Reproduce every line of the records below without any change, but omit the picture placeholders.

» **Records shown**:
● ● ● ● ●
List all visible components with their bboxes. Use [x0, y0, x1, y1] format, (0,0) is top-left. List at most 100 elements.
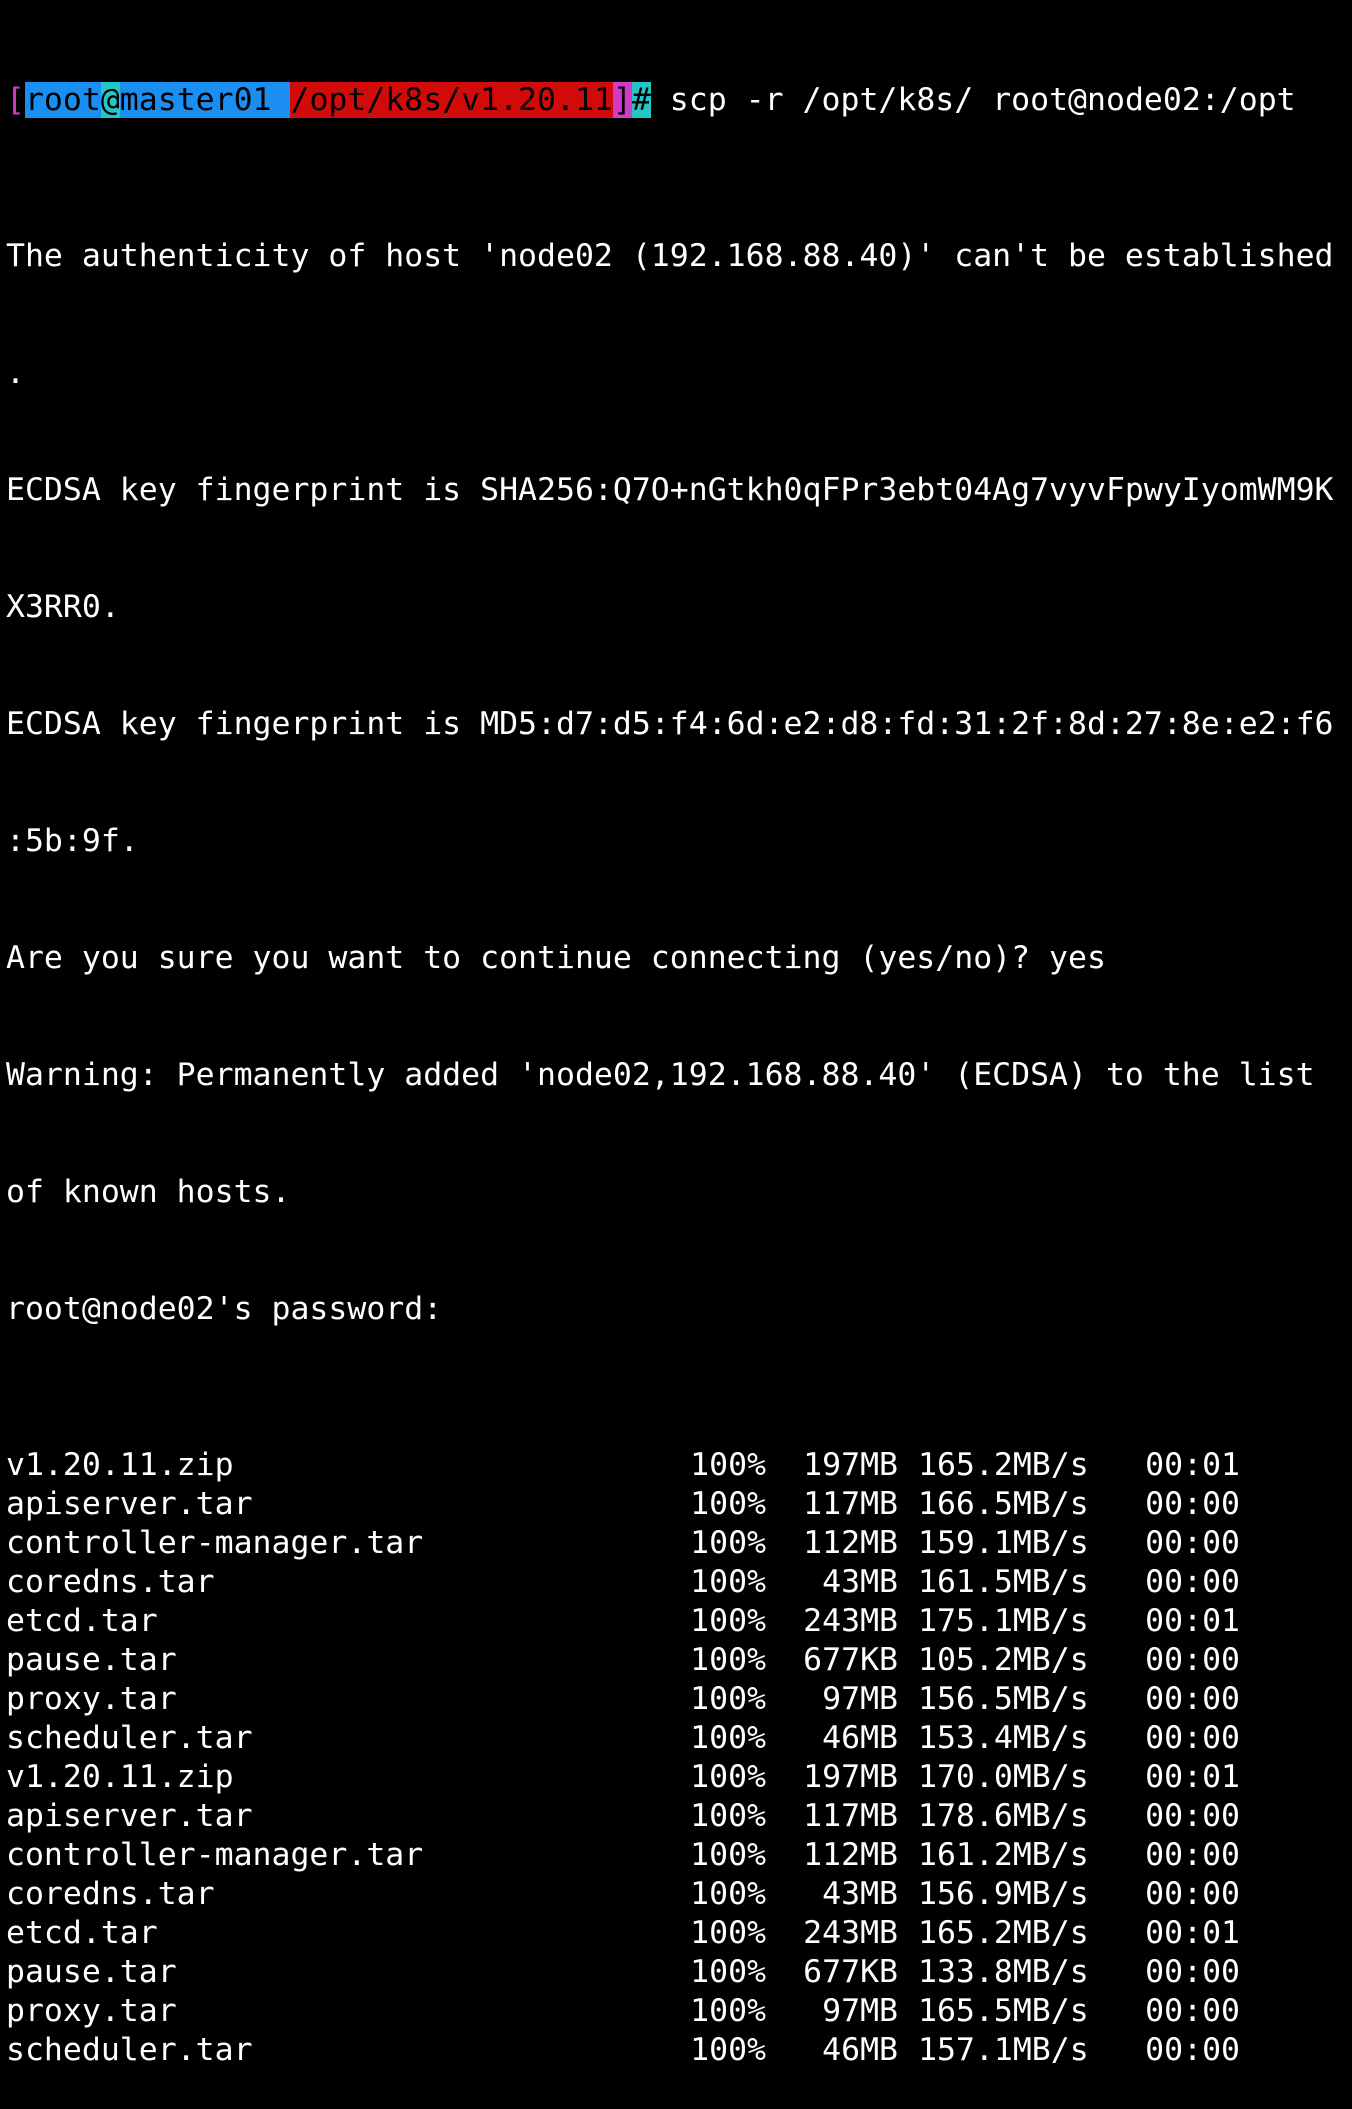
elapsed-time: 00:00	[1145, 1642, 1240, 1678]
elapsed-time: 00:01	[1145, 1915, 1240, 1951]
output-line: The authenticity of host 'node02 (192.16…	[6, 238, 1334, 274]
transfer-row: controller-manager.tar 100% 112MB 159.1MB/s…	[6, 1524, 1346, 1563]
elapsed-time: 00:01	[1145, 1603, 1240, 1639]
elapsed-time: 00:00	[1145, 1837, 1240, 1873]
transfer-percent: 100%	[690, 1447, 766, 1483]
transfer-row: proxy.tar 100% 97MB 165.5MB/s 00:00	[6, 1992, 1346, 2031]
transfer-row: controller-manager.tar 100% 112MB 161.2MB/s…	[6, 1836, 1346, 1875]
file-name: scheduler.tar	[6, 2032, 253, 2068]
command-text: scp -r /opt/k8s/ root@node02:/opt	[650, 82, 1296, 118]
elapsed-time: 00:00	[1145, 1486, 1240, 1522]
output-line: ECDSA key fingerprint is MD5:d7:d5:f4:6d…	[6, 706, 1334, 742]
transfer-percent: 100%	[690, 1759, 766, 1795]
file-name: v1.20.11.zip	[6, 1447, 234, 1483]
transfer-percent: 100%	[690, 1876, 766, 1912]
file-size: 117MB	[803, 1798, 898, 1834]
output-line: ECDSA key fingerprint is SHA256:Q7O+nGtk…	[6, 472, 1334, 508]
transfer-row: proxy.tar 100% 97MB 156.5MB/s 00:00	[6, 1680, 1346, 1719]
prompt-open-bracket: [	[6, 82, 25, 118]
transfer-rate: 159.1MB/s	[918, 1525, 1089, 1561]
terminal-window[interactable]: [root@master01 /opt/k8s/v1.20.11]# scp -…	[6, 3, 1346, 2109]
file-name: pause.tar	[6, 1642, 177, 1678]
transfer-percent: 100%	[690, 1720, 766, 1756]
file-name: proxy.tar	[6, 1993, 177, 2029]
output-line: Are you sure you want to continue connec…	[6, 940, 1106, 976]
prompt-close-bracket: ]	[612, 82, 632, 118]
transfer-row: apiserver.tar 100% 117MB 178.6MB/s 00:00	[6, 1797, 1346, 1836]
elapsed-time: 00:01	[1145, 1447, 1240, 1483]
file-name: controller-manager.tar	[6, 1525, 424, 1561]
file-size: 112MB	[803, 1837, 898, 1873]
password-prompt: root@node02's password:	[6, 1291, 443, 1327]
file-size: 43MB	[822, 1564, 898, 1600]
elapsed-time: 00:00	[1145, 1525, 1240, 1561]
transfer-percent: 100%	[690, 1837, 766, 1873]
prompt-at-sign: @	[100, 82, 120, 118]
transfer-row: scheduler.tar 100% 46MB 157.1MB/s 00:00	[6, 2031, 1346, 2070]
file-size: 677KB	[803, 1642, 898, 1678]
file-size: 677KB	[803, 1954, 898, 1990]
elapsed-time: 00:00	[1145, 1993, 1240, 2029]
transfer-percent: 100%	[690, 1525, 766, 1561]
transfer-row: v1.20.11.zip 100% 197MB 165.2MB/s 00:01	[6, 1446, 1346, 1485]
transfer-rate: 161.5MB/s	[918, 1564, 1089, 1600]
file-size: 243MB	[803, 1915, 898, 1951]
file-size: 97MB	[822, 1993, 898, 2029]
file-name: controller-manager.tar	[6, 1837, 424, 1873]
output-line: Warning: Permanently added 'node02,192.1…	[6, 1057, 1315, 1093]
elapsed-time: 00:00	[1145, 2032, 1240, 2068]
transfer-rate: 157.1MB/s	[918, 2032, 1089, 2068]
transfer-rate: 156.9MB/s	[918, 1876, 1089, 1912]
elapsed-time: 00:00	[1145, 1681, 1240, 1717]
elapsed-time: 00:01	[1145, 1759, 1240, 1795]
transfer-rate: 178.6MB/s	[918, 1798, 1089, 1834]
transfer-row: etcd.tar 100% 243MB 165.2MB/s 00:01	[6, 1914, 1346, 1953]
file-size: 43MB	[822, 1876, 898, 1912]
file-size: 117MB	[803, 1486, 898, 1522]
file-name: coredns.tar	[6, 1876, 215, 1912]
elapsed-time: 00:00	[1145, 1954, 1240, 1990]
transfer-rate: 105.2MB/s	[918, 1642, 1089, 1678]
transfer-rate: 175.1MB/s	[918, 1603, 1089, 1639]
elapsed-time: 00:00	[1145, 1564, 1240, 1600]
transfer-row: v1.20.11.zip 100% 197MB 170.0MB/s 00:01	[6, 1758, 1346, 1797]
prompt-path: /opt/k8s/v1.20.11	[290, 82, 613, 118]
file-size: 46MB	[822, 2032, 898, 2068]
output-line: of known hosts.	[6, 1174, 291, 1210]
transfer-rate: 156.5MB/s	[918, 1681, 1089, 1717]
file-name: etcd.tar	[6, 1603, 158, 1639]
file-size: 46MB	[822, 1720, 898, 1756]
transfer-rate: 165.2MB/s	[918, 1447, 1089, 1483]
transfer-percent: 100%	[690, 1915, 766, 1951]
output-line: X3RR0.	[6, 589, 120, 625]
file-size: 197MB	[803, 1759, 898, 1795]
transfer-rate: 165.5MB/s	[918, 1993, 1089, 2029]
transfer-percent: 100%	[690, 1954, 766, 1990]
elapsed-time: 00:00	[1145, 1798, 1240, 1834]
output-line: :5b:9f.	[6, 823, 139, 859]
transfer-rate: 133.8MB/s	[918, 1954, 1089, 1990]
file-name: pause.tar	[6, 1954, 177, 1990]
transfer-list: v1.20.11.zip 100% 197MB 165.2MB/s 00:01 apise…	[6, 1446, 1346, 2070]
transfer-percent: 100%	[690, 1798, 766, 1834]
file-size: 243MB	[803, 1603, 898, 1639]
transfer-row: scheduler.tar 100% 46MB 153.4MB/s 00:00	[6, 1719, 1346, 1758]
elapsed-time: 00:00	[1145, 1876, 1240, 1912]
transfer-row: etcd.tar 100% 243MB 175.1MB/s 00:01	[6, 1602, 1346, 1641]
transfer-row: coredns.tar 100% 43MB 156.9MB/s 00:00	[6, 1875, 1346, 1914]
transfer-row: apiserver.tar 100% 117MB 166.5MB/s 00:00	[6, 1485, 1346, 1524]
file-name: coredns.tar	[6, 1564, 215, 1600]
transfer-row: pause.tar 100% 677KB 133.8MB/s 00:00	[6, 1953, 1346, 1992]
transfer-percent: 100%	[690, 1993, 766, 2029]
transfer-percent: 100%	[690, 1486, 766, 1522]
file-size: 197MB	[803, 1447, 898, 1483]
elapsed-time: 00:00	[1145, 1720, 1240, 1756]
prompt-user: root	[24, 82, 101, 118]
transfer-percent: 100%	[690, 1603, 766, 1639]
transfer-percent: 100%	[690, 2032, 766, 2068]
prompt-host: master01	[119, 82, 291, 118]
output-line: .	[6, 355, 25, 391]
transfer-row: coredns.tar 100% 43MB 161.5MB/s 00:00	[6, 1563, 1346, 1602]
file-name: scheduler.tar	[6, 1720, 253, 1756]
file-name: etcd.tar	[6, 1915, 158, 1951]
● ● ● ● ●
» **Written answer**:
List all visible components with their bboxes. Use [x0, y0, x1, y1] format, (0,0) is top-left. List at most 100 elements.
elapsed-time: 00:00	[1145, 1642, 1240, 1678]
elapsed-time: 00:01	[1145, 1915, 1240, 1951]
output-line: The authenticity of host 'node02 (192.16…	[6, 238, 1334, 274]
transfer-row: controller-manager.tar 100% 112MB 159.1MB/s…	[6, 1524, 1346, 1563]
elapsed-time: 00:01	[1145, 1603, 1240, 1639]
elapsed-time: 00:00	[1145, 1837, 1240, 1873]
transfer-percent: 100%	[690, 1447, 766, 1483]
transfer-row: proxy.tar 100% 97MB 165.5MB/s 00:00	[6, 1992, 1346, 2031]
transfer-row: controller-manager.tar 100% 112MB 161.2MB/s…	[6, 1836, 1346, 1875]
file-name: scheduler.tar	[6, 2032, 253, 2068]
command-text: scp -r /opt/k8s/ root@node02:/opt	[650, 82, 1296, 118]
elapsed-time: 00:00	[1145, 1486, 1240, 1522]
output-line: ECDSA key fingerprint is MD5:d7:d5:f4:6d…	[6, 706, 1334, 742]
transfer-percent: 100%	[690, 1759, 766, 1795]
file-name: v1.20.11.zip	[6, 1447, 234, 1483]
transfer-percent: 100%	[690, 1876, 766, 1912]
file-size: 117MB	[803, 1798, 898, 1834]
output-line: ECDSA key fingerprint is SHA256:Q7O+nGtk…	[6, 472, 1334, 508]
transfer-row: proxy.tar 100% 97MB 156.5MB/s 00:00	[6, 1680, 1346, 1719]
prompt-open-bracket: [	[6, 82, 25, 118]
transfer-rate: 159.1MB/s	[918, 1525, 1089, 1561]
terminal-window[interactable]: [root@master01 /opt/k8s/v1.20.11]# scp -…	[6, 3, 1346, 2109]
file-name: pause.tar	[6, 1642, 177, 1678]
transfer-percent: 100%	[690, 1720, 766, 1756]
file-name: proxy.tar	[6, 1993, 177, 2029]
output-line: Are you sure you want to continue connec…	[6, 940, 1106, 976]
prompt-close-bracket: ]	[612, 82, 632, 118]
transfer-row: apiserver.tar 100% 117MB 178.6MB/s 00:00	[6, 1797, 1346, 1836]
elapsed-time: 00:01	[1145, 1447, 1240, 1483]
file-name: controller-manager.tar	[6, 1525, 424, 1561]
file-size: 112MB	[803, 1837, 898, 1873]
password-prompt: root@node02's password:	[6, 1291, 443, 1327]
file-size: 43MB	[822, 1564, 898, 1600]
elapsed-time: 00:00	[1145, 1525, 1240, 1561]
transfer-percent: 100%	[690, 1837, 766, 1873]
prompt-at-sign: @	[100, 82, 120, 118]
transfer-row: scheduler.tar 100% 46MB 157.1MB/s 00:00	[6, 2031, 1346, 2070]
file-size: 677KB	[803, 1642, 898, 1678]
file-size: 677KB	[803, 1954, 898, 1990]
elapsed-time: 00:00	[1145, 1993, 1240, 2029]
transfer-percent: 100%	[690, 1525, 766, 1561]
transfer-row: v1.20.11.zip 100% 197MB 165.2MB/s 00:01	[6, 1446, 1346, 1485]
transfer-rate: 161.5MB/s	[918, 1564, 1089, 1600]
file-size: 243MB	[803, 1915, 898, 1951]
file-size: 97MB	[822, 1993, 898, 2029]
file-name: controller-manager.tar	[6, 1837, 424, 1873]
output-line: Warning: Permanently added 'node02,192.1…	[6, 1057, 1315, 1093]
elapsed-time: 00:00	[1145, 2032, 1240, 2068]
transfer-rate: 157.1MB/s	[918, 2032, 1089, 2068]
transfer-rate: 156.9MB/s	[918, 1876, 1089, 1912]
elapsed-time: 00:00	[1145, 1681, 1240, 1717]
elapsed-time: 00:01	[1145, 1759, 1240, 1795]
transfer-rate: 178.6MB/s	[918, 1798, 1089, 1834]
transfer-row: etcd.tar 100% 243MB 165.2MB/s 00:01	[6, 1914, 1346, 1953]
file-size: 43MB	[822, 1876, 898, 1912]
file-size: 117MB	[803, 1486, 898, 1522]
file-name: coredns.tar	[6, 1876, 215, 1912]
elapsed-time: 00:00	[1145, 1954, 1240, 1990]
transfer-rate: 105.2MB/s	[918, 1642, 1089, 1678]
transfer-rate: 175.1MB/s	[918, 1603, 1089, 1639]
elapsed-time: 00:00	[1145, 1564, 1240, 1600]
transfer-row: v1.20.11.zip 100% 197MB 170.0MB/s 00:01	[6, 1758, 1346, 1797]
prompt-path: /opt/k8s/v1.20.11	[290, 82, 613, 118]
file-size: 46MB	[822, 2032, 898, 2068]
output-line: of known hosts.	[6, 1174, 291, 1210]
transfer-rate: 156.5MB/s	[918, 1681, 1089, 1717]
file-name: etcd.tar	[6, 1603, 158, 1639]
file-size: 46MB	[822, 1720, 898, 1756]
transfer-rate: 165.2MB/s	[918, 1447, 1089, 1483]
transfer-percent: 100%	[690, 1915, 766, 1951]
output-line: X3RR0.	[6, 589, 120, 625]
file-size: 197MB	[803, 1759, 898, 1795]
transfer-rate: 165.5MB/s	[918, 1993, 1089, 2029]
transfer-percent: 100%	[690, 1954, 766, 1990]
elapsed-time: 00:00	[1145, 1798, 1240, 1834]
output-line: :5b:9f.	[6, 823, 139, 859]
transfer-rate: 133.8MB/s	[918, 1954, 1089, 1990]
file-name: pause.tar	[6, 1954, 177, 1990]
transfer-list: v1.20.11.zip 100% 197MB 165.2MB/s 00:01 apise…	[6, 1446, 1346, 2070]
transfer-percent: 100%	[690, 1798, 766, 1834]
file-size: 243MB	[803, 1603, 898, 1639]
transfer-row: scheduler.tar 100% 46MB 153.4MB/s 00:00	[6, 1719, 1346, 1758]
elapsed-time: 00:00	[1145, 1876, 1240, 1912]
transfer-row: etcd.tar 100% 243MB 175.1MB/s 00:01	[6, 1602, 1346, 1641]
transfer-row: coredns.tar 100% 43MB 156.9MB/s 00:00	[6, 1875, 1346, 1914]
transfer-row: apiserver.tar 100% 117MB 166.5MB/s 00:00	[6, 1485, 1346, 1524]
file-name: coredns.tar	[6, 1564, 215, 1600]
transfer-row: pause.tar 100% 677KB 133.8MB/s 00:00	[6, 1953, 1346, 1992]
transfer-percent: 100%	[690, 1993, 766, 2029]
transfer-percent: 100%	[690, 1486, 766, 1522]
file-size: 197MB	[803, 1447, 898, 1483]
elapsed-time: 00:00	[1145, 1720, 1240, 1756]
prompt-user: root	[24, 82, 101, 118]
transfer-percent: 100%	[690, 1603, 766, 1639]
transfer-percent: 100%	[690, 2032, 766, 2068]
prompt-host: master01	[119, 82, 291, 118]
output-line: .	[6, 355, 25, 391]
transfer-row: coredns.tar 100% 43MB 161.5MB/s 00:00	[6, 1563, 1346, 1602]
file-name: scheduler.tar	[6, 1720, 253, 1756]
file-name: etcd.tar	[6, 1915, 158, 1951]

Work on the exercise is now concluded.